◆ **WHAT THE EXERCISE ASKS**: Quote the whole listing word for word. Do not include the pictures.

** START SUPPLIED DATA **

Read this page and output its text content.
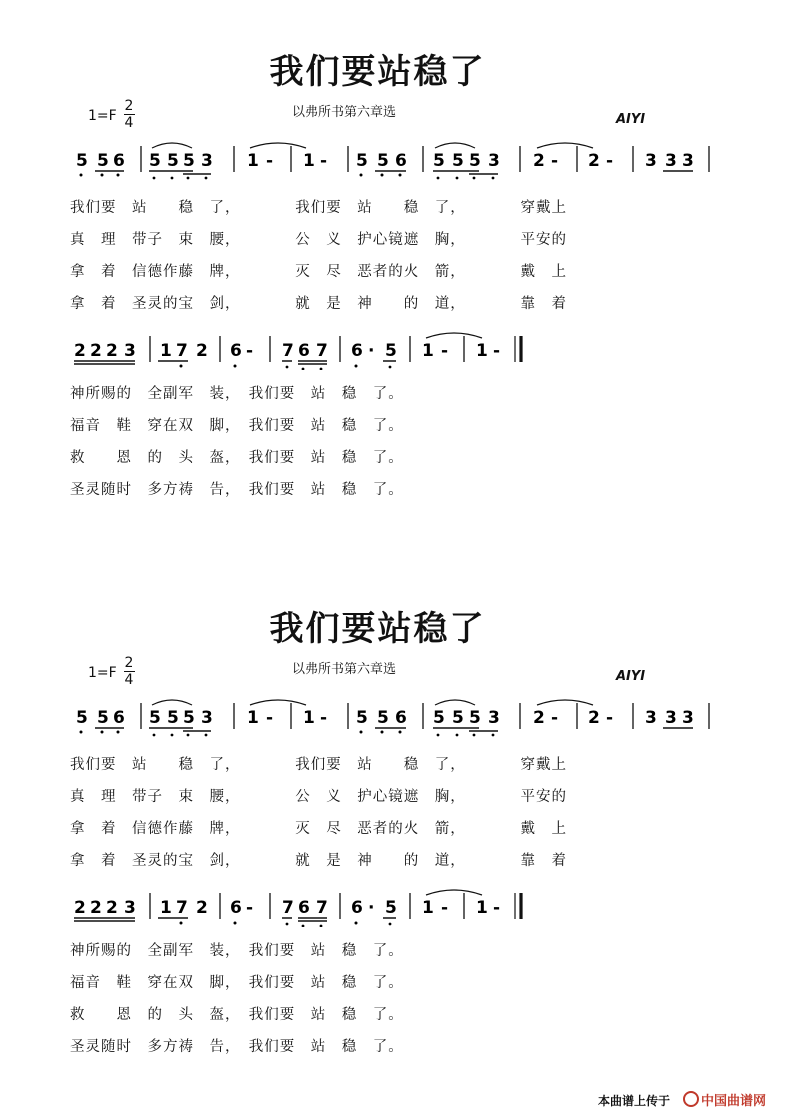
我们要站稳了
1=F
2
4
以弗所书第六章选	AIYI
5 5 6 5 5 5 3 1 - 1 - 5 5 6 5 5 5 3 2 - 2 - 3 3 3
我们要　站　　稳　了，　　　　我们要　站　　稳　了，　　　　穿戴上
真　理　带子　束　腰，　　　　公　义　护心镜遮　胸，　　　　平安的
拿　着　信德作藤　牌，　　　　灭　尽　恶者的火　箭，　　　　戴　上
拿　着　圣灵的宝　剑，　　　　就　是　神　　的　道，　　　　靠　着
2 2 2 3 1 7 2 6 - 7 6 7 6 · 5 1 - 1 -
神所赐的　全副军　装，　我们要　站　稳　了。
福音　鞋　穿在双　脚，　我们要　站　稳　了。
救　　恩　的　头　盔，　我们要　站　稳　了。
圣灵随时　多方祷　告，　我们要　站　稳　了。
我们要站稳了
1=F
2
4
以弗所书第六章选	AIYI
5 5 6 5 5 5 3 1 - 1 - 5 5 6 5 5 5 3 2 - 2 - 3 3 3
我们要　站　　稳　了，　　　　我们要　站　　稳　了，　　　　穿戴上
真　理　带子　束　腰，　　　　公　义　护心镜遮　胸，　　　　平安的
拿　着　信德作藤　牌，　　　　灭　尽　恶者的火　箭，　　　　戴　上
拿　着　圣灵的宝　剑，　　　　就　是　神　　的　道，　　　　靠　着
2 2 2 3 1 7 2 6 - 7 6 7 6 · 5 1 - 1 -
神所赐的　全副军　装，　我们要　站　稳　了。
福音　鞋　穿在双　脚，　我们要　站　稳　了。
救　　恩　的　头　盔，　我们要　站　稳　了。
圣灵随时　多方祷　告，　我们要　站　稳　了。
本曲谱上传于	中国曲谱网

** END SUPPLIED DATA **

◆ **COMPLETED TASK**:
Read this page and output its text content.
我们要站稳了
1=F
2
4
以弗所书第六章选	AIYI
5 5 6 5 5 5 3 1 - 1 - 5 5 6 5 5 5 3 2 - 2 - 3 3 3
我们要　站　　稳　了，　　　　我们要　站　　稳　了，　　　　穿戴上
真　理　带子　束　腰，　　　　公　义　护心镜遮　胸，　　　　平安的
拿　着　信德作藤　牌，　　　　灭　尽　恶者的火　箭，　　　　戴　上
拿　着　圣灵的宝　剑，　　　　就　是　神　　的　道，　　　　靠　着
2 2 2 3 1 7 2 6 - 7 6 7 6 · 5 1 - 1 -
神所赐的　全副军　装，　我们要　站　稳　了。
福音　鞋　穿在双　脚，　我们要　站　稳　了。
救　　恩　的　头　盔，　我们要　站　稳　了。
圣灵随时　多方祷　告，　我们要　站　稳　了。
我们要站稳了
1=F
2
4
以弗所书第六章选	AIYI
5 5 6 5 5 5 3 1 - 1 - 5 5 6 5 5 5 3 2 - 2 - 3 3 3
我们要　站　　稳　了，　　　　我们要　站　　稳　了，　　　　穿戴上
真　理　带子　束　腰，　　　　公　义　护心镜遮　胸，　　　　平安的
拿　着　信德作藤　牌，　　　　灭　尽　恶者的火　箭，　　　　戴　上
拿　着　圣灵的宝　剑，　　　　就　是　神　　的　道，　　　　靠　着
2 2 2 3 1 7 2 6 - 7 6 7 6 · 5 1 - 1 -
神所赐的　全副军　装，　我们要　站　稳　了。
福音　鞋　穿在双　脚，　我们要　站　稳　了。
救　　恩　的　头　盔，　我们要　站　稳　了。
圣灵随时　多方祷　告，　我们要　站　稳　了。
本曲谱上传于	中国曲谱网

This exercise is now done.